- EXERCISE DETAILS: Print the part of the Eugen Gerstenmaier text starting with "On 31 January" and going on through "United Nations Organizations.", word for word.

- SELECTED EXTRACT:
After Hermann Ehlers's sudden death in 1954, Gerstenmaier became his successor (until 1969) as Bundestag President. With his election on 16 November 1954 arose a unique situation with two factional colleagues running against each other for the Bundestag Presidency. Against the "official" CDU/CSU candidate Gerstenmaier, whom many members, and the governing coalition, saw as being too close to the Church, stood Ernst Lemmer, put forward by FDP member Hans Reif, who lost only on the third ballot by a mere 14 votes. From 1957 until 12 October 1959, Gerstenmaier was Chairman of the Subcommission for managing the Bundestag "household".

On 31 January 1969, Gerstenmaier resigned his post as Bundestag President after public controversy about claims of certain compensation benefits, to which he was legally entitled. However, the sheer amount of these claims was considered scandalous, and the suspicion that political influence was at work could not be allayed. His successor was Kai-Uwe von Hassel.

Gerstenmeier died in Bonn. The 29-floor highrise in Bonn, in whose building Gerstenmaier had played such a significant rôle, and in which each member of the Bundestag had an office, is nicknamed "Langer Eugen" ("Long Eugen") after Eugen Gerstenmaier. It has, however, been described as "Bonn's ugliest building". Since June 2006 it is seat of United Nations Organizations.

==Political leanings==
Eugen Gerstenmaier belonged to a CDU faction who internally criticized Konrad Adenauer's policy of engaging the West because that brought along with it a tendency to turn away from the goal of reuniting Germany. Even in social policy, Gerstenmaier was rather critical of Adenauer and supported Ludwig Erhard's position instead, with pointedly Christian-Protestant arguments against the "total welfare state". From 1956 to 1966, he was acting CDU Federal Chairman.

- Dataset entries:
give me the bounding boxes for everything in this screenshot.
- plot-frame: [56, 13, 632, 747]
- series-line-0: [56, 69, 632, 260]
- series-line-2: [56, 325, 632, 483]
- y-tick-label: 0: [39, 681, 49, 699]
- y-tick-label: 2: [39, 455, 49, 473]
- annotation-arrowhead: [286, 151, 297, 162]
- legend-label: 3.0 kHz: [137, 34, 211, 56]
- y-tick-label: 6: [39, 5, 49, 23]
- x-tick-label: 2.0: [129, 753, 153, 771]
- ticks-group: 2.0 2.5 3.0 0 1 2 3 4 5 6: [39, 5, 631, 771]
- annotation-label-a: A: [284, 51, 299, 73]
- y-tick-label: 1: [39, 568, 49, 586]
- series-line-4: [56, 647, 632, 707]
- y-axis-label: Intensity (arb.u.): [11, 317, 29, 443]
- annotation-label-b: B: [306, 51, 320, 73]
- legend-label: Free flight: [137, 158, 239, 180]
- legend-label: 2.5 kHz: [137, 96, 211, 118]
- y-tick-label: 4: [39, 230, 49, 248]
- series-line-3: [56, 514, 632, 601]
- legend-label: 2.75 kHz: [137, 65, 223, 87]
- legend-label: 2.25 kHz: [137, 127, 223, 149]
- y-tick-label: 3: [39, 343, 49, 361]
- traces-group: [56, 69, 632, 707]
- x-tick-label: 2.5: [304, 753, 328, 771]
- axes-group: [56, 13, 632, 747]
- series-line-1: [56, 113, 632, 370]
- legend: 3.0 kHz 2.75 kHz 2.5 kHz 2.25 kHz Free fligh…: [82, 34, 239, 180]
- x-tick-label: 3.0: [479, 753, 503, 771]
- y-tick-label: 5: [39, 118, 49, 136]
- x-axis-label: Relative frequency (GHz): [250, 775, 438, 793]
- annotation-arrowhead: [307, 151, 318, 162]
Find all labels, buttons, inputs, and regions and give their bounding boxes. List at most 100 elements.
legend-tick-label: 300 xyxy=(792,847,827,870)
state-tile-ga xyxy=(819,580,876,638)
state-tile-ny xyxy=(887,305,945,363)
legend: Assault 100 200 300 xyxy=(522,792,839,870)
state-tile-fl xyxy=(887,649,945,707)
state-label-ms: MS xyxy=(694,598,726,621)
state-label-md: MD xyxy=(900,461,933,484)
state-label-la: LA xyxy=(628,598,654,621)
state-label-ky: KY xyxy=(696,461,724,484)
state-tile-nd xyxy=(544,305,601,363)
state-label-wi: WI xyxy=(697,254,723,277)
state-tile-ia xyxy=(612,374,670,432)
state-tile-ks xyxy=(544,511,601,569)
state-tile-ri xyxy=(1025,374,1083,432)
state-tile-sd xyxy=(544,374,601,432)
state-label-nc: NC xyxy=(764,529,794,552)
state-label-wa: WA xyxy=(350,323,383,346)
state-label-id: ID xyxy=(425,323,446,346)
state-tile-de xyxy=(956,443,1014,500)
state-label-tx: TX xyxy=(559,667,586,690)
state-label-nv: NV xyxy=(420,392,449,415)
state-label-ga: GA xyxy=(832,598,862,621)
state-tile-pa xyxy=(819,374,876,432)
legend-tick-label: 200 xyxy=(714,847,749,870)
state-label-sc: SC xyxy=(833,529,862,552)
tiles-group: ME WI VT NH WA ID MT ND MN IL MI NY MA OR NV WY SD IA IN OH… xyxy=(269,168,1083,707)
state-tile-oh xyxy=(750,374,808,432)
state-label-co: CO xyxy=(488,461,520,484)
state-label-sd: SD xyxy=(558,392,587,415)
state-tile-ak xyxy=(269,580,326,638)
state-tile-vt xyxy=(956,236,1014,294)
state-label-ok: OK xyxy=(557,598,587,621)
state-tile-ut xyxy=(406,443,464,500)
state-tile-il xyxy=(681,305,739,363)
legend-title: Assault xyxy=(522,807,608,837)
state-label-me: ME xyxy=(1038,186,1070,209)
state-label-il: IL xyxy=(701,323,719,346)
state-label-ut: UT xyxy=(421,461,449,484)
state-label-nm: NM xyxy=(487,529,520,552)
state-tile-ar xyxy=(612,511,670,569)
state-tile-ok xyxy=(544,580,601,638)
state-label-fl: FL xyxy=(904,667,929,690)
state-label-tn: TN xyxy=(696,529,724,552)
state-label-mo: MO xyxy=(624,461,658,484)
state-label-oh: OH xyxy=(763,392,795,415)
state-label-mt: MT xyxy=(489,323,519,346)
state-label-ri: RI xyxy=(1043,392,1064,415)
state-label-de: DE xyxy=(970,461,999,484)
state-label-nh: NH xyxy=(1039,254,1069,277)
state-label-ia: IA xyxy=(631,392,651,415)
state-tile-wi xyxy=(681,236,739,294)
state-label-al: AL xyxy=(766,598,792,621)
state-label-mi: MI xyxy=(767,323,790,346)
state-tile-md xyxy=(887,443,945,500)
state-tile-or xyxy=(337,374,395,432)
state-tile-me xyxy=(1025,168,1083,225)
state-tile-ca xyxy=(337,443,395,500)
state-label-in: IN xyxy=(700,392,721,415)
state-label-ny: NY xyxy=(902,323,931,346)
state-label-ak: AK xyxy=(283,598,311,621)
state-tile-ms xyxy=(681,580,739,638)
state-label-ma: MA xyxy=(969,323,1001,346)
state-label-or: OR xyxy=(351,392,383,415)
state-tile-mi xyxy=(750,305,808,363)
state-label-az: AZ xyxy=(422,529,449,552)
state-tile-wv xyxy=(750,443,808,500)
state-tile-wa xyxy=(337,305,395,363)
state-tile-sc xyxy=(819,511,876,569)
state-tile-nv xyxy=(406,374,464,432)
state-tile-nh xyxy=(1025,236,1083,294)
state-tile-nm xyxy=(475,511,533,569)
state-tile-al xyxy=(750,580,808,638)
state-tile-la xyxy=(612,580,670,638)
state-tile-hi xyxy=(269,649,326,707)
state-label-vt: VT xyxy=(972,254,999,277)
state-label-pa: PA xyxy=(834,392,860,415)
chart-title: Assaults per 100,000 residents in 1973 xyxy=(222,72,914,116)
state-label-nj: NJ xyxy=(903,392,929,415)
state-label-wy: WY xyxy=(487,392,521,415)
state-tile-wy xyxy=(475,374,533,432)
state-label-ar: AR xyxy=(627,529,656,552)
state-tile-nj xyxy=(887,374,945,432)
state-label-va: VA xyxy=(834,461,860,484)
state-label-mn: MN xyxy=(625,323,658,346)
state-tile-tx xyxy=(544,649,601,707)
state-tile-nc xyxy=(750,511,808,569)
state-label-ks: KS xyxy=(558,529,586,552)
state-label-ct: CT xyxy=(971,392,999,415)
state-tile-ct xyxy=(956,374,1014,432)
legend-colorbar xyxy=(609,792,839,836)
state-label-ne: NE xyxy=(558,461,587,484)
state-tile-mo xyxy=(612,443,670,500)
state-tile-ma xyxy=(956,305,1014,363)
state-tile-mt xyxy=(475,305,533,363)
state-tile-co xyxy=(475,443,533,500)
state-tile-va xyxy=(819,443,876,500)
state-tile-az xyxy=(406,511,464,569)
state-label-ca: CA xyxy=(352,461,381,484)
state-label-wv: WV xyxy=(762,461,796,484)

- THE COMPLETED TASK:
On 31 January 1969, Gerstenmaier resigned his post as Bundestag President after public controversy about claims of certain compensation benefits, to which he was legally entitled. However, the sheer amount of these claims was considered scandalous, and the suspicion that political influence was at work could not be allayed. His successor was Kai-Uwe von Hassel.

Gerstenmeier died in Bonn. The 29-floor highrise in Bonn, in whose building Gerstenmaier had played such a significant rôle, and in which each member of the Bundestag had an office, is nicknamed "Langer Eugen" ("Long Eugen") after Eugen Gerstenmaier. It has, however, been described as "Bonn's ugliest building". Since June 2006 it is seat of United Nations Organizations.